Begin
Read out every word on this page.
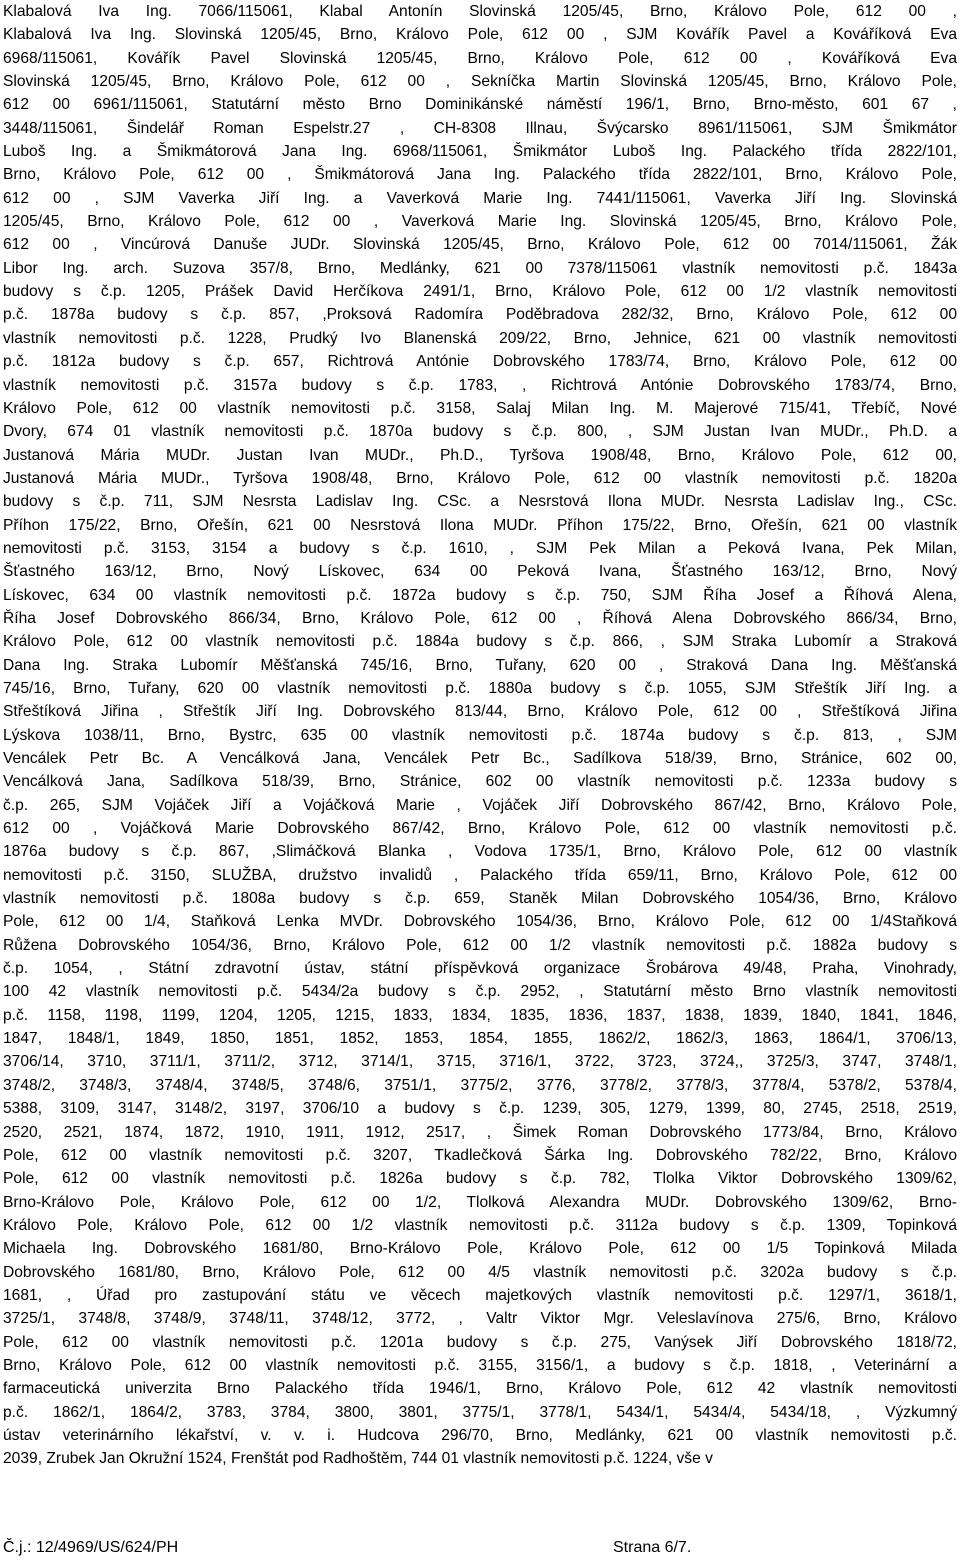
Klabalová Iva Ing. 7066/115061, Klabal Antonín Slovinská 1205/45, Brno, Královo Pole, 612 00 ,
Klabalová Iva Ing. Slovinská 1205/45, Brno, Královo Pole, 612 00 , SJM Kovářík Pavel a Kováříková Eva
6968/115061, Kovářík Pavel Slovinská 1205/45, Brno, Královo Pole, 612 00 , Kováříková Eva
Slovinská 1205/45, Brno, Královo Pole, 612 00 , Sekníčka Martin Slovinská 1205/45, Brno, Královo Pole,
612 00 6961/115061, Statutární město Brno Dominikánské náměstí 196/1, Brno, Brno-město, 601 67 ,
3448/115061, Šindelář Roman Espelstr.27 , CH-8308 Illnau, Švýcarsko 8961/115061, SJM Šmikmátor
Luboš Ing. a Šmikmátorová Jana Ing. 6968/115061, Šmikmátor Luboš Ing. Palackého třída 2822/101,
Brno, Královo Pole, 612 00 , Šmikmátorová Jana Ing. Palackého třída 2822/101, Brno, Královo Pole,
612 00 , SJM Vaverka Jiří Ing. a Vaverková Marie Ing. 7441/115061, Vaverka Jiří Ing. Slovinská
1205/45, Brno, Královo Pole, 612 00 , Vaverková Marie Ing. Slovinská 1205/45, Brno, Královo Pole,
612 00 , Vincúrová Danuše JUDr. Slovinská 1205/45, Brno, Královo Pole, 612 00 7014/115061, Žák
Libor Ing. arch. Suzova 357/8, Brno, Medlánky, 621 00 7378/115061 vlastník nemovitosti p.č. 1843a
budovy s č.p. 1205, Prášek David Herčíkova 2491/1, Brno, Královo Pole, 612 00 1/2 vlastník nemovitosti
p.č. 1878a budovy s č.p. 857, ,Proksová Radomíra Poděbradova 282/32, Brno, Královo Pole, 612 00
vlastník nemovitosti p.č. 1228, Prudký Ivo Blanenská 209/22, Brno, Jehnice, 621 00 vlastník nemovitosti
p.č. 1812a budovy s č.p. 657, Richtrová Antónie Dobrovského 1783/74, Brno, Královo Pole, 612 00
vlastník nemovitosti p.č. 3157a budovy s č.p. 1783, , Richtrová Antónie Dobrovského 1783/74, Brno,
Královo Pole, 612 00 vlastník nemovitosti p.č. 3158, Salaj Milan Ing. M. Majerové 715/41, Třebíč, Nové
Dvory, 674 01 vlastník nemovitosti p.č. 1870a budovy s č.p. 800, , SJM Justan Ivan MUDr., Ph.D. a
Justanová Mária MUDr. Justan Ivan MUDr., Ph.D., Tyršova 1908/48, Brno, Královo Pole, 612 00,
Justanová Mária MUDr., Tyršova 1908/48, Brno, Královo Pole, 612 00 vlastník nemovitosti p.č. 1820a
budovy s č.p. 711, SJM Nesrsta Ladislav Ing. CSc. a Nesrstová Ilona MUDr. Nesrsta Ladislav Ing., CSc.
Příhon 175/22, Brno, Ořešín, 621 00 Nesrstová Ilona MUDr. Příhon 175/22, Brno, Ořešín, 621 00 vlastník
nemovitosti p.č. 3153, 3154 a budovy s č.p. 1610, , SJM Pek Milan a Peková Ivana, Pek Milan,
Šťastného 163/12, Brno, Nový Lískovec, 634 00 Peková Ivana, Šťastného 163/12, Brno, Nový
Lískovec, 634 00 vlastník nemovitosti p.č. 1872a budovy s č.p. 750, SJM Říha Josef a Říhová Alena,
Říha Josef Dobrovského 866/34, Brno, Královo Pole, 612 00 , Říhová Alena Dobrovského 866/34, Brno,
Královo Pole, 612 00 vlastník nemovitosti p.č. 1884a budovy s č.p. 866, , SJM Straka Lubomír a Straková
Dana Ing. Straka Lubomír Měšťanská 745/16, Brno, Tuřany, 620 00 , Straková Dana Ing. Měšťanská
745/16, Brno, Tuřany, 620 00 vlastník nemovitosti p.č. 1880a budovy s č.p. 1055, SJM Střeštík Jiří Ing. a
Střeštíková Jiřina , Střeštík Jiří Ing. Dobrovského 813/44, Brno, Královo Pole, 612 00 , Střeštíková Jiřina
Lýskova 1038/11, Brno, Bystrc, 635 00 vlastník nemovitosti p.č. 1874a budovy s č.p. 813, , SJM
Vencálek Petr Bc. A Vencálková Jana, Vencálek Petr Bc., Sadílkova 518/39, Brno, Stránice, 602 00,
Vencálková Jana, Sadílkova 518/39, Brno, Stránice, 602 00 vlastník nemovitosti p.č. 1233a budovy s
č.p. 265, SJM Vojáček Jiří a Vojáčková Marie , Vojáček Jiří Dobrovského 867/42, Brno, Královo Pole,
612 00 , Vojáčková Marie Dobrovského 867/42, Brno, Královo Pole, 612 00 vlastník nemovitosti p.č.
1876a budovy s č.p. 867, ,Slimáčková Blanka , Vodova 1735/1, Brno, Královo Pole, 612 00 vlastník
nemovitosti p.č. 3150, SLUŽBA, družstvo invalidů , Palackého třída 659/11, Brno, Královo Pole, 612 00
vlastník nemovitosti p.č. 1808a budovy s č.p. 659, Staněk Milan Dobrovského 1054/36, Brno, Královo
Pole, 612 00 1/4, Staňková Lenka MVDr. Dobrovského 1054/36, Brno, Královo Pole, 612 00 1/4Staňková
Růžena Dobrovského 1054/36, Brno, Královo Pole, 612 00 1/2 vlastník nemovitosti p.č. 1882a budovy s
č.p. 1054, , Státní zdravotní ústav, státní příspěvková organizace Šrobárova 49/48, Praha, Vinohrady,
100 42 vlastník nemovitosti p.č. 5434/2a budovy s č.p. 2952, , Statutární město Brno vlastník nemovitosti
p.č. 1158, 1198, 1199, 1204, 1205, 1215, 1833, 1834, 1835, 1836, 1837, 1838, 1839, 1840, 1841, 1846,
1847, 1848/1, 1849, 1850, 1851, 1852, 1853, 1854, 1855, 1862/2, 1862/3, 1863, 1864/1, 3706/13,
3706/14, 3710, 3711/1, 3711/2, 3712, 3714/1, 3715, 3716/1, 3722, 3723, 3724,, 3725/3, 3747, 3748/1,
3748/2, 3748/3, 3748/4, 3748/5, 3748/6, 3751/1, 3775/2, 3776, 3778/2, 3778/3, 3778/4, 5378/2, 5378/4,
5388, 3109, 3147, 3148/2, 3197, 3706/10 a budovy s č.p. 1239, 305, 1279, 1399, 80, 2745, 2518, 2519,
2520, 2521, 1874, 1872, 1910, 1911, 1912, 2517, , Šimek Roman Dobrovského 1773/84, Brno, Královo
Pole, 612 00 vlastník nemovitosti p.č. 3207, Tkadlečková Šárka Ing. Dobrovského 782/22, Brno, Královo
Pole, 612 00 vlastník nemovitosti p.č. 1826a budovy s č.p. 782, Tlolka Viktor Dobrovského 1309/62,
Brno-Královo Pole, Královo Pole, 612 00 1/2, Tlolková Alexandra MUDr. Dobrovského 1309/62, Brno-
Královo Pole, Královo Pole, 612 00 1/2 vlastník nemovitosti p.č. 3112a budovy s č.p. 1309, Topinková
Michaela Ing. Dobrovského 1681/80, Brno-Královo Pole, Královo Pole, 612 00 1/5 Topinková Milada
Dobrovského 1681/80, Brno, Královo Pole, 612 00 4/5 vlastník nemovitosti p.č. 3202a budovy s č.p.
1681, , Úřad pro zastupování státu ve věcech majetkových vlastník nemovitosti p.č. 1297/1, 3618/1,
3725/1, 3748/8, 3748/9, 3748/11, 3748/12, 3772, , Valtr Viktor Mgr. Veleslavínova 275/6, Brno, Královo
Pole, 612 00 vlastník nemovitosti p.č. 1201a budovy s č.p. 275, Vanýsek Jiří Dobrovského 1818/72,
Brno, Královo Pole, 612 00 vlastník nemovitosti p.č. 3155, 3156/1, a budovy s č.p. 1818, , Veterinární a
farmaceutická univerzita Brno Palackého třída 1946/1, Brno, Královo Pole, 612 42 vlastník nemovitosti
p.č. 1862/1, 1864/2, 3783, 3784, 3800, 3801, 3775/1, 3778/1, 5434/1, 5434/4, 5434/18, , Výzkumný
ústav veterinárního lékařství, v. v. i. Hudcova 296/70, Brno, Medlánky, 621 00 vlastník nemovitosti p.č.
2039, Zrubek Jan Okružní 1524, Frenštát pod Radhoštěm, 744 01 vlastník nemovitosti p.č. 1224, vše v
Č.j.: 12/4969/US/624/PH	Strana 6/7.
End
→ **Exercise instructions**: Which lines above contain "Říhová"? Show each of them.

→ **The response**:
Lískovec, 634 00 vlastník nemovitosti p.č. 1872a budovy s č.p. 750, SJM Říha Josef a Říhová Alena,
Říha Josef Dobrovského 866/34, Brno, Královo Pole, 612 00 , Říhová Alena Dobrovského 866/34, Brno,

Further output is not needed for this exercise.